▶ _Short task_: Check each line of the material. Copy those containing "name".

******************************

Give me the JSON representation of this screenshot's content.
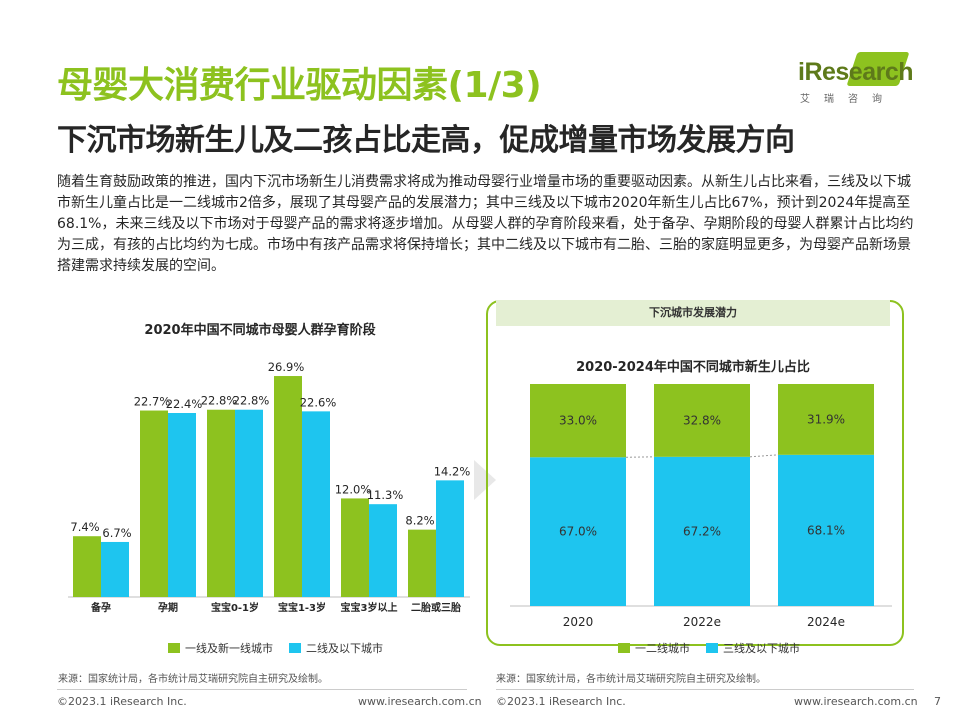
{
  "header": {
    "title": "母婴大消费行业驱动因素(1/3)",
    "subtitle": "下沉市场新生儿及二孩占比走高，促成增量市场发展方向",
    "logo_text": "iResearch",
    "logo_cn": "艾瑞咨询"
  },
  "intro": "随着生育鼓励政策的推进，国内下沉市场新生儿消费需求将成为推动母婴行业增量市场的重要驱动因素。从新生儿占比来看，三线及以下城市新生儿童占比是一二线城市2倍多，展现了其母婴产品的发展潜力；其中三线及以下城市2020年新生儿占比67%，预计到2024年提高至68.1%，未来三线及以下市场对于母婴产品的需求将逐步增加。从母婴人群的孕育阶段来看，处于备孕、孕期阶段的母婴人群累计占比均约为三成，有孩的占比均约为七成。市场中有孩产品需求将保持增长；其中二线及以下城市有二胎、三胎的家庭明显更多，为母婴产品新场景搭建需求持续发展的空间。",
  "colors": {
    "green": "#8dc21f",
    "blue": "#1ec5ef"
  },
  "right_panel_header": "下沉城市发展潜力",
  "chart_data": [
    {
      "type": "bar",
      "title": "2020年中国不同城市母婴人群孕育阶段",
      "categories": [
        "备孕",
        "孕期",
        "宝宝0-1岁",
        "宝宝1-3岁",
        "宝宝3岁以上",
        "二胎或三胎"
      ],
      "series": [
        {
          "name": "一线及新一线城市",
          "values": [
            7.4,
            22.7,
            22.8,
            26.9,
            12.0,
            8.2
          ],
          "labels": [
            "7.4%",
            "22.7%",
            "22.8%",
            "26.9%",
            "12.0%",
            "8.2%"
          ]
        },
        {
          "name": "二线及以下城市",
          "values": [
            6.7,
            22.4,
            22.8,
            22.6,
            11.3,
            14.2
          ],
          "labels": [
            "6.7%",
            "22.4%",
            "22.8%",
            "22.6%",
            "11.3%",
            "14.2%"
          ]
        }
      ],
      "unit": "%",
      "source": "来源：国家统计局，各市统计局艾瑞研究院自主研究及绘制。"
    },
    {
      "type": "bar",
      "stacked": true,
      "title": "2020-2024年中国不同城市新生儿占比",
      "categories": [
        "2020",
        "2022e",
        "2024e"
      ],
      "series": [
        {
          "name": "一二线城市",
          "values": [
            33.0,
            32.8,
            31.9
          ],
          "labels": [
            "33.0%",
            "32.8%",
            "31.9%"
          ]
        },
        {
          "name": "三线及以下城市",
          "values": [
            67.0,
            67.2,
            68.1
          ],
          "labels": [
            "67.0%",
            "67.2%",
            "68.1%"
          ]
        }
      ],
      "unit": "%",
      "source": "来源：国家统计局，各市统计局艾瑞研究院自主研究及绘制。"
    }
  ],
  "footer": {
    "copyright": "©2023.1 iResearch Inc.",
    "website": "www.iresearch.com.cn",
    "page": "7"
  }
}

******************************

▶ _Written reply_:
          "name": "一线及新一线城市",
          "name": "二线及以下城市",
          "name": "一二线城市",
          "name": "三线及以下城市",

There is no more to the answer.